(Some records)

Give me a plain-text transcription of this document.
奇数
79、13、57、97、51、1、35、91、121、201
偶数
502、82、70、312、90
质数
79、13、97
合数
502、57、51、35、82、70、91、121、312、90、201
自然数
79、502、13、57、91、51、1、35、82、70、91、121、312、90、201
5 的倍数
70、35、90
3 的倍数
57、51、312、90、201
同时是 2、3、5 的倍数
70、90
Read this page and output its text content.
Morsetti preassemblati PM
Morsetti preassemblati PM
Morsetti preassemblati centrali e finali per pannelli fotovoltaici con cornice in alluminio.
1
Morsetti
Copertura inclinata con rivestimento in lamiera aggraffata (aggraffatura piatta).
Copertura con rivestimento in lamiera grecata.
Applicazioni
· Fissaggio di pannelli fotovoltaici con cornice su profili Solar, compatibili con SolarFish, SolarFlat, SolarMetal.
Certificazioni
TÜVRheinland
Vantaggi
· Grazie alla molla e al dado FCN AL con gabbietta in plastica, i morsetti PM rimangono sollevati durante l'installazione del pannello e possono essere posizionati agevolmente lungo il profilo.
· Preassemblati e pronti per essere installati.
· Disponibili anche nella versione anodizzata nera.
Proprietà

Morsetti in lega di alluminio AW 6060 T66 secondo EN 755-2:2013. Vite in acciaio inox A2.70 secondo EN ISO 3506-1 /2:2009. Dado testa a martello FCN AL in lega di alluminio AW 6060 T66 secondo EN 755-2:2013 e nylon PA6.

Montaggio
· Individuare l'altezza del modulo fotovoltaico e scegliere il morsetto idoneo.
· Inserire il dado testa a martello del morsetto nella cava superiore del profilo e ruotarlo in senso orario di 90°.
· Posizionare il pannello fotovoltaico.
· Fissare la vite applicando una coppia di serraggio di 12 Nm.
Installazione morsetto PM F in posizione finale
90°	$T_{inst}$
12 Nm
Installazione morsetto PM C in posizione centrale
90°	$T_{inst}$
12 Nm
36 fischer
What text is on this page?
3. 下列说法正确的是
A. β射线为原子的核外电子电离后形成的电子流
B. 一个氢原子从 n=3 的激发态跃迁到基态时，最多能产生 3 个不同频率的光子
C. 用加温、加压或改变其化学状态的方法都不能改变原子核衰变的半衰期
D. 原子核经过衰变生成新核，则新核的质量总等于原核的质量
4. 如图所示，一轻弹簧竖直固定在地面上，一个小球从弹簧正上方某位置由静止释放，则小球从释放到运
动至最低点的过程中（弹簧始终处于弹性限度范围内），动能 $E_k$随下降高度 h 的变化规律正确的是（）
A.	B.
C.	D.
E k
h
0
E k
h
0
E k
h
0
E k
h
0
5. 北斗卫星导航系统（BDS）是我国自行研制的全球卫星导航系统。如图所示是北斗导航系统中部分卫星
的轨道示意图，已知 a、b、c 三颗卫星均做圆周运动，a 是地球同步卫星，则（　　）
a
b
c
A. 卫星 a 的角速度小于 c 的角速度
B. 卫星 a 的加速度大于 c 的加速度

Aim of the exercise. Repeat the data above, word for word.

The completed task.
Give me a plain-text transcription of this document.
奇数
79、13、57、97、51、1、35、91、121、201
偶数
502、82、70、312、90
质数
79、13、97
合数
502、57、51、35、82、70、91、121、312、90、201
自然数
79、502、13、57、91、51、1、35、82、70、91、121、312、90、201
5 的倍数
70、35、90
3 的倍数
57、51、312、90、201
同时是 2、3、5 的倍数
70、90
Read this page and output its text content.
Morsetti preassemblati PM
Morsetti preassemblati PM
Morsetti preassemblati centrali e finali per pannelli fotovoltaici con cornice in alluminio.
1
Morsetti
Copertura inclinata con rivestimento in lamiera aggraffata (aggraffatura piatta).
Copertura con rivestimento in lamiera grecata.
Applicazioni
· Fissaggio di pannelli fotovoltaici con cornice su profili Solar, compatibili con SolarFish, SolarFlat, SolarMetal.
Certificazioni
TÜVRheinland
Vantaggi
· Grazie alla molla e al dado FCN AL con gabbietta in plastica, i morsetti PM rimangono sollevati durante l'installazione del pannello e possono essere posizionati agevolmente lungo il profilo.
· Preassemblati e pronti per essere installati.
· Disponibili anche nella versione anodizzata nera.
Proprietà

Morsetti in lega di alluminio AW 6060 T66 secondo EN 755-2:2013. Vite in acciaio inox A2.70 secondo EN ISO 3506-1 /2:2009. Dado testa a martello FCN AL in lega di alluminio AW 6060 T66 secondo EN 755-2:2013 e nylon PA6.

Montaggio
· Individuare l'altezza del modulo fotovoltaico e scegliere il morsetto idoneo.
· Inserire il dado testa a martello del morsetto nella cava superiore del profilo e ruotarlo in senso orario di 90°.
· Posizionare il pannello fotovoltaico.
· Fissare la vite applicando una coppia di serraggio di 12 Nm.
Installazione morsetto PM F in posizione finale
90°	$T_{inst}$
12 Nm
Installazione morsetto PM C in posizione centrale
90°	$T_{inst}$
12 Nm
36 fischer
What text is on this page?
3. 下列说法正确的是
A. β射线为原子的核外电子电离后形成的电子流
B. 一个氢原子从 n=3 的激发态跃迁到基态时，最多能产生 3 个不同频率的光子
C. 用加温、加压或改变其化学状态的方法都不能改变原子核衰变的半衰期
D. 原子核经过衰变生成新核，则新核的质量总等于原核的质量
4. 如图所示，一轻弹簧竖直固定在地面上，一个小球从弹簧正上方某位置由静止释放，则小球从释放到运
动至最低点的过程中（弹簧始终处于弹性限度范围内），动能 $E_k$随下降高度 h 的变化规律正确的是（）
A.	B.
C.	D.
E k
h
0
E k
h
0
E k
h
0
E k
h
0
5. 北斗卫星导航系统（BDS）是我国自行研制的全球卫星导航系统。如图所示是北斗导航系统中部分卫星
的轨道示意图，已知 a、b、c 三颗卫星均做圆周运动，a 是地球同步卫星，则（　　）
a
b
c
A. 卫星 a 的角速度小于 c 的角速度
B. 卫星 a 的加速度大于 c 的加速度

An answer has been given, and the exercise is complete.